%%
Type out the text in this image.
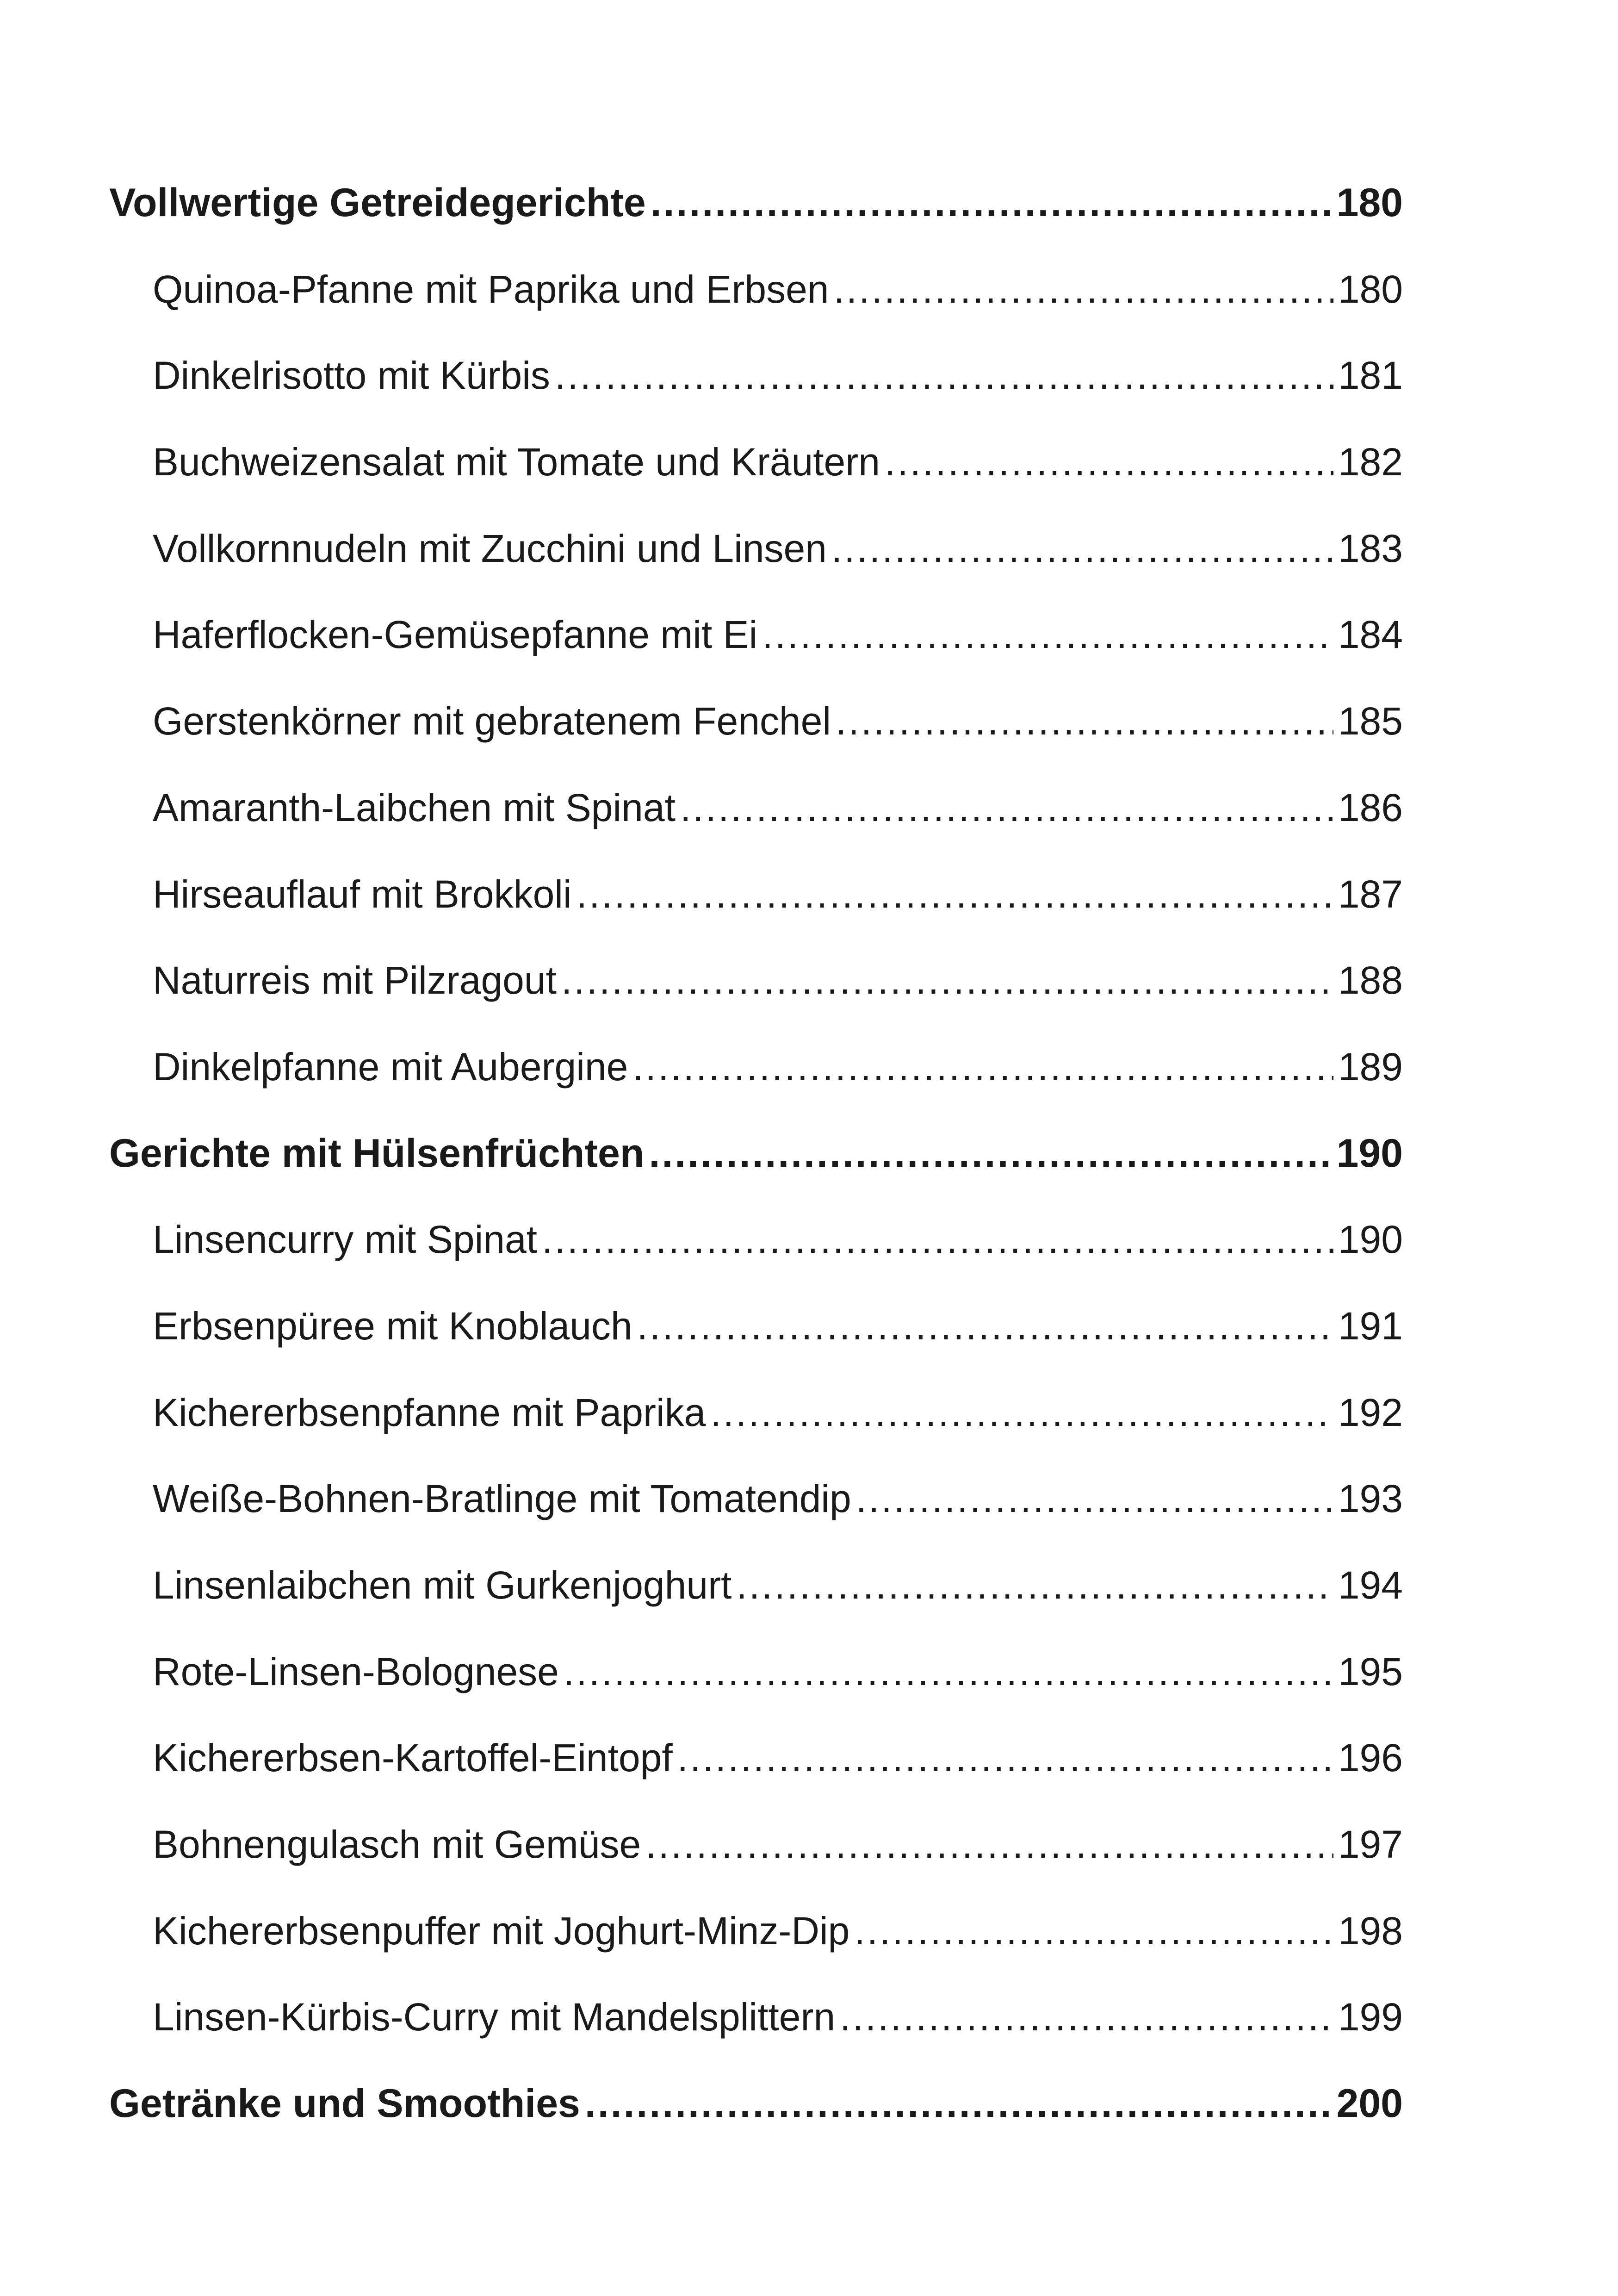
Vollwertige Getreidegerichte .....	180
Quinoa-Pfanne mit Paprika und Erbsen .....	180
Dinkelrisotto mit Kürbis .....	181
Buchweizensalat mit Tomate und Kräutern .....	182
Vollkornnudeln mit Zucchini und Linsen .....	183
Haferflocken-Gemüsepfanne mit Ei .....	184
Gerstenkörner mit gebratenem Fenchel .....	185
Amaranth-Laibchen mit Spinat .....	186
Hirseauflauf mit Brokkoli .....	187
Naturreis mit Pilzragout .....	188
Dinkelpfanne mit Aubergine .....	189
Gerichte mit Hülsenfrüchten .....	190
Linsencurry mit Spinat .....	190
Erbsenpüree mit Knoblauch .....	191
Kichererbsenpfanne mit Paprika .....	192
Weiße-Bohnen-Bratlinge mit Tomatendip .....	193
Linsenlaibchen mit Gurkenjoghurt .....	194
Rote-Linsen-Bolognese .....	195
Kichererbsen-Kartoffel-Eintopf .....	196
Bohnengulasch mit Gemüse .....	197
Kichererbsenpuffer mit Joghurt-Minz-Dip .....	198
Linsen-Kürbis-Curry mit Mandelsplittern .....	199
Getränke und Smoothies .....	200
%%
- Exercise prompt:
Your job is to transcribe the entries above exactly; skip the pictures.

- Response to this exercise:
Type out the text in this image.
Vollwertige Getreidegerichte .....	180
Quinoa-Pfanne mit Paprika und Erbsen .....	180
Dinkelrisotto mit Kürbis .....	181
Buchweizensalat mit Tomate und Kräutern .....	182
Vollkornnudeln mit Zucchini und Linsen .....	183
Haferflocken-Gemüsepfanne mit Ei .....	184
Gerstenkörner mit gebratenem Fenchel .....	185
Amaranth-Laibchen mit Spinat .....	186
Hirseauflauf mit Brokkoli .....	187
Naturreis mit Pilzragout .....	188
Dinkelpfanne mit Aubergine .....	189
Gerichte mit Hülsenfrüchten .....	190
Linsencurry mit Spinat .....	190
Erbsenpüree mit Knoblauch .....	191
Kichererbsenpfanne mit Paprika .....	192
Weiße-Bohnen-Bratlinge mit Tomatendip .....	193
Linsenlaibchen mit Gurkenjoghurt .....	194
Rote-Linsen-Bolognese .....	195
Kichererbsen-Kartoffel-Eintopf .....	196
Bohnengulasch mit Gemüse .....	197
Kichererbsenpuffer mit Joghurt-Minz-Dip .....	198
Linsen-Kürbis-Curry mit Mandelsplittern .....	199
Getränke und Smoothies .....	200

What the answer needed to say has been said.